THE TASK:
Identify every line containing the word "screenshot" and reproduce each one.

**** RECORDS FOR THE EXERCISE

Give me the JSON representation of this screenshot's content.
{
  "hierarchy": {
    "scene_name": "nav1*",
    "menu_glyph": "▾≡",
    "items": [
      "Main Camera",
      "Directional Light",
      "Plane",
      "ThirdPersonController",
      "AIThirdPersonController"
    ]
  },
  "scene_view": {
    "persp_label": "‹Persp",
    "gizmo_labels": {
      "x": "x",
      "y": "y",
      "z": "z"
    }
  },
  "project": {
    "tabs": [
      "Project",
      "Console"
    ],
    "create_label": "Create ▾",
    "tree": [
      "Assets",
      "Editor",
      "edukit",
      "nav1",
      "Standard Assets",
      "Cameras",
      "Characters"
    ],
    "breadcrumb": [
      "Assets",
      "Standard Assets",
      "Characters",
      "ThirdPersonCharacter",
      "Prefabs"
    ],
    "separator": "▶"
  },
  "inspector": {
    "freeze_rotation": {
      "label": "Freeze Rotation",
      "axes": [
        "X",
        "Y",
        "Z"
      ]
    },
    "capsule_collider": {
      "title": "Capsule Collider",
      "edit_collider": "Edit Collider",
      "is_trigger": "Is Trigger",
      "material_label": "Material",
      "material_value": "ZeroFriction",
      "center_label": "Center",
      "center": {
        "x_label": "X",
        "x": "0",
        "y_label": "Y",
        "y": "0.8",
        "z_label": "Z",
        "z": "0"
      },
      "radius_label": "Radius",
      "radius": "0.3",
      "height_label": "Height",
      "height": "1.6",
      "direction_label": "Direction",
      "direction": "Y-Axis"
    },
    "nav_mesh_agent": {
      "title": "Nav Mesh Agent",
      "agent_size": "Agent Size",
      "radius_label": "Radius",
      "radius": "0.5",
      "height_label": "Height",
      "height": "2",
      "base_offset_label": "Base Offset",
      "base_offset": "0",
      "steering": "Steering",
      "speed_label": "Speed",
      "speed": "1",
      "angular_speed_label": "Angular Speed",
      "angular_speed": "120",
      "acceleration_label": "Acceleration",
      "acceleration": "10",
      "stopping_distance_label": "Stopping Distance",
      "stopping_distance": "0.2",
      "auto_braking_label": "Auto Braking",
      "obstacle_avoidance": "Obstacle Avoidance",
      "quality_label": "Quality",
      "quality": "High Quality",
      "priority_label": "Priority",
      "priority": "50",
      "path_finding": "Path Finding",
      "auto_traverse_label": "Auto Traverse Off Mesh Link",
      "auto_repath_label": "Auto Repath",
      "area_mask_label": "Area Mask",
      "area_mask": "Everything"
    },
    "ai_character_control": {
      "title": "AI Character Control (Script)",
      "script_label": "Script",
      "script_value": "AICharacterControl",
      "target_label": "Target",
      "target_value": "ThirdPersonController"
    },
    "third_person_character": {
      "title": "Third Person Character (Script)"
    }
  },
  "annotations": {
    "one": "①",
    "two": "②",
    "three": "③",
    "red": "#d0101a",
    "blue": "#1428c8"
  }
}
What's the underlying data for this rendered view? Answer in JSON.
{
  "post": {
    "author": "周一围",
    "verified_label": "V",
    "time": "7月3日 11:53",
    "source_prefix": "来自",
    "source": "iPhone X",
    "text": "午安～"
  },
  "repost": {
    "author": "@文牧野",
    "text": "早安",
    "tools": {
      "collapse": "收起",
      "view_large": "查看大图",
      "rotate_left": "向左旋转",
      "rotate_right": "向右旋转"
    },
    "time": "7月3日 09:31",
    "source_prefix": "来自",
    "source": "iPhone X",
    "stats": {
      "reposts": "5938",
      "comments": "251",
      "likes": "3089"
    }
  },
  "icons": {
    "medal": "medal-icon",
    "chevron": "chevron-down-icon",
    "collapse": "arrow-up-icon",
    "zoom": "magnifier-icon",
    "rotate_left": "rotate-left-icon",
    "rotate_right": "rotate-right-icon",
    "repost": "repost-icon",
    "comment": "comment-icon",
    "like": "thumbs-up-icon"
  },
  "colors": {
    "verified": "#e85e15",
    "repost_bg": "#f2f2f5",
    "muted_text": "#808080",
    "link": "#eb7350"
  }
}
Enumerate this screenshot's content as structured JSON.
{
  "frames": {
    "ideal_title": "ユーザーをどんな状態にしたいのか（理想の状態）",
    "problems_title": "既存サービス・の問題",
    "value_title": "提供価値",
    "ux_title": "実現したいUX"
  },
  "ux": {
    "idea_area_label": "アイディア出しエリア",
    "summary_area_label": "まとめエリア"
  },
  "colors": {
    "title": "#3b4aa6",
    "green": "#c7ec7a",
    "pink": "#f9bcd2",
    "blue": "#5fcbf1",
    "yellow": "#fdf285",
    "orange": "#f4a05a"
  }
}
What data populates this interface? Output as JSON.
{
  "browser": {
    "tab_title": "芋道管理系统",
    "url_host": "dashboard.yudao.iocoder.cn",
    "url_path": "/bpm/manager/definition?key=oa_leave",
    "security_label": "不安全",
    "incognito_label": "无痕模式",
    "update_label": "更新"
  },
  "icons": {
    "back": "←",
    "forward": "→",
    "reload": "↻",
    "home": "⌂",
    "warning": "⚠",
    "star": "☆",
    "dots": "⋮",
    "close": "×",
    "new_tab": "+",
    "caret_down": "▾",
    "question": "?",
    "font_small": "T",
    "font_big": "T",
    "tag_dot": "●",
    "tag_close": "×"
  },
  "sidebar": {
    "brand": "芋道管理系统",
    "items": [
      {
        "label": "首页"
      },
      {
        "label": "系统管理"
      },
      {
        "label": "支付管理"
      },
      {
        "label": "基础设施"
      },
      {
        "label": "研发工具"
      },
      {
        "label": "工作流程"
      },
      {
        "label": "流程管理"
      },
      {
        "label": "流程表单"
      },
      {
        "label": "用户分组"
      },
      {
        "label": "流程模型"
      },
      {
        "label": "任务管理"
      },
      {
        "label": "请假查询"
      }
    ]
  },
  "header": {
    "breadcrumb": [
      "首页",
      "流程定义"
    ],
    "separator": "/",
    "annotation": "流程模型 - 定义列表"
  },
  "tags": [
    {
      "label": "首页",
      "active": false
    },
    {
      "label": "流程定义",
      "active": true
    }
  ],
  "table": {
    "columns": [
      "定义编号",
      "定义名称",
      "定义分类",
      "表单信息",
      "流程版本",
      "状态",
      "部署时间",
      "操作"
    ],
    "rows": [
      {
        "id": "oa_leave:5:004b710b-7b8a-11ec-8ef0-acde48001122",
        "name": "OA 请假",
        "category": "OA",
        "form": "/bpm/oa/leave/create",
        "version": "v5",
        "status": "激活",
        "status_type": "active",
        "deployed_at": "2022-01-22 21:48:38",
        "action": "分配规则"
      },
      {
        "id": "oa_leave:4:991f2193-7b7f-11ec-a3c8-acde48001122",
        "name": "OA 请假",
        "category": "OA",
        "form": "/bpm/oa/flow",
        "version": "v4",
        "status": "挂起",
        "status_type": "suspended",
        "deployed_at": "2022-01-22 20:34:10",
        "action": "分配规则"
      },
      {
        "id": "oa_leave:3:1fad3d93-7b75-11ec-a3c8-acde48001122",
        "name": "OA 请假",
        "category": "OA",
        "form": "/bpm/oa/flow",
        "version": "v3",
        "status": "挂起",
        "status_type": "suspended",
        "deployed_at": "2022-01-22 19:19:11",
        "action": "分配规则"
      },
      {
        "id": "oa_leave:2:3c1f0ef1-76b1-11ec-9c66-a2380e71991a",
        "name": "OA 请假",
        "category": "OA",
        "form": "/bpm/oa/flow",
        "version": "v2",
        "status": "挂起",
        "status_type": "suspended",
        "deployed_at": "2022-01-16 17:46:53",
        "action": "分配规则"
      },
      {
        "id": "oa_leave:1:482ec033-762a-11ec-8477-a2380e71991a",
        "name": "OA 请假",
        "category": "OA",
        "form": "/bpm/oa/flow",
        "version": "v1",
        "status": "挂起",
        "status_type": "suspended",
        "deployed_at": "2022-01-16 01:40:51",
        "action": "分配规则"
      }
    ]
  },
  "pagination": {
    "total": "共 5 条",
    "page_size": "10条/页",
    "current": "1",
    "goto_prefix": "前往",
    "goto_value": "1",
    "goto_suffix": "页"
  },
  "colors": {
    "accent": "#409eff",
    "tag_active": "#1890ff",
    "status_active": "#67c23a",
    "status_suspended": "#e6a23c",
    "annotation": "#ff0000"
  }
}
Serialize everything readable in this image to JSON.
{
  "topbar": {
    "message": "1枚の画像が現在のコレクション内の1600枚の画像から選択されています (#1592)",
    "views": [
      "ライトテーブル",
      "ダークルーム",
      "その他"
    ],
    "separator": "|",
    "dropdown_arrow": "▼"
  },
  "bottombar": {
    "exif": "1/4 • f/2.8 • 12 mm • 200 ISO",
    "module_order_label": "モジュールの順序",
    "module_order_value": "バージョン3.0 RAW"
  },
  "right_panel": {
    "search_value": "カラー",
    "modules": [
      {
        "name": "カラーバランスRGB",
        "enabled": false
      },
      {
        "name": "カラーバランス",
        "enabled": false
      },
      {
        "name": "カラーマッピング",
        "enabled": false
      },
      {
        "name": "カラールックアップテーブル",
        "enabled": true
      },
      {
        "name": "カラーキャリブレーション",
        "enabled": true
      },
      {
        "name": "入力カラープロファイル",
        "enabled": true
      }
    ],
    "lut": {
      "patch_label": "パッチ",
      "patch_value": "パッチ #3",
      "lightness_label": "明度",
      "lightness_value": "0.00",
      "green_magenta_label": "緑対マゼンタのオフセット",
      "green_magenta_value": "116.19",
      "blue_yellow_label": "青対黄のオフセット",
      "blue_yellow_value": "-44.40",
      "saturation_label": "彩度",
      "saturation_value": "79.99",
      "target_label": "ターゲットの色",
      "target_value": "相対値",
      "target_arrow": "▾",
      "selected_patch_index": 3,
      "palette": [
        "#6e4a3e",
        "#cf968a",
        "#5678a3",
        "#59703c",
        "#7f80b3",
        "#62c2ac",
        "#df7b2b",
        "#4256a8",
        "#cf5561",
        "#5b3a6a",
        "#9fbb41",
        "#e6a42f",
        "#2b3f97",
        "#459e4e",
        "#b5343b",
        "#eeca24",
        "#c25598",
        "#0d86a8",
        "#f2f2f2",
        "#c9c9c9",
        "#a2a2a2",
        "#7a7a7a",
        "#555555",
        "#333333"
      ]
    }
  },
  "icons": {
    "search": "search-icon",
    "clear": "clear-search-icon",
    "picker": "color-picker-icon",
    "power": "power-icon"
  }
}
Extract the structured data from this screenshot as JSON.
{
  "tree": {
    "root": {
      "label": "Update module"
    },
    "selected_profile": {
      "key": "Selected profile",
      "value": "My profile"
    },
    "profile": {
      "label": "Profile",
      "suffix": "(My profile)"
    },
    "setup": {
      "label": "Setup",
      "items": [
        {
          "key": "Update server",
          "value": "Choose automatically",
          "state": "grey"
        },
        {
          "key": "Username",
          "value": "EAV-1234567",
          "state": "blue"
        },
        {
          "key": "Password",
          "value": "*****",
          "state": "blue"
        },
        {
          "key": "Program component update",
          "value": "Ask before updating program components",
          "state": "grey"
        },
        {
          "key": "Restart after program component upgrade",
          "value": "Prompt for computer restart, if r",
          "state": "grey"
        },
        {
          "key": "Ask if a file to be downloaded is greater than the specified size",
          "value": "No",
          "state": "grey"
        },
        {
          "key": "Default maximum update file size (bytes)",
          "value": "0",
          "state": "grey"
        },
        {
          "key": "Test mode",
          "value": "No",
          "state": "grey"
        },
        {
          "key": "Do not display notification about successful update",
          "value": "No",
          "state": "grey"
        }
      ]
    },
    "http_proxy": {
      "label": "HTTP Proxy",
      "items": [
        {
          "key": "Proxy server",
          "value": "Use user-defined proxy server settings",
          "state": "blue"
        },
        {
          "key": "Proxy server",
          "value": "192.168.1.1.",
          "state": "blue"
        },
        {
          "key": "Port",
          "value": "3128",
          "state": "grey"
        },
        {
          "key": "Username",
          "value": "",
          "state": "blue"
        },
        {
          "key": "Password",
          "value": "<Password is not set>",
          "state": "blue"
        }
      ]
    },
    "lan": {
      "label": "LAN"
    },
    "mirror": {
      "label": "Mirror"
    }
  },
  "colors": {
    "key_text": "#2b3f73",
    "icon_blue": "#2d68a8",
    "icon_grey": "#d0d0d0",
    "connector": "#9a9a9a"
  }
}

********

ANSWER IN FULL:
Give me the JSON representation of this screenshot's content.
Enumerate this screenshot's content as structured JSON.
Extract the structured data from this screenshot as JSON.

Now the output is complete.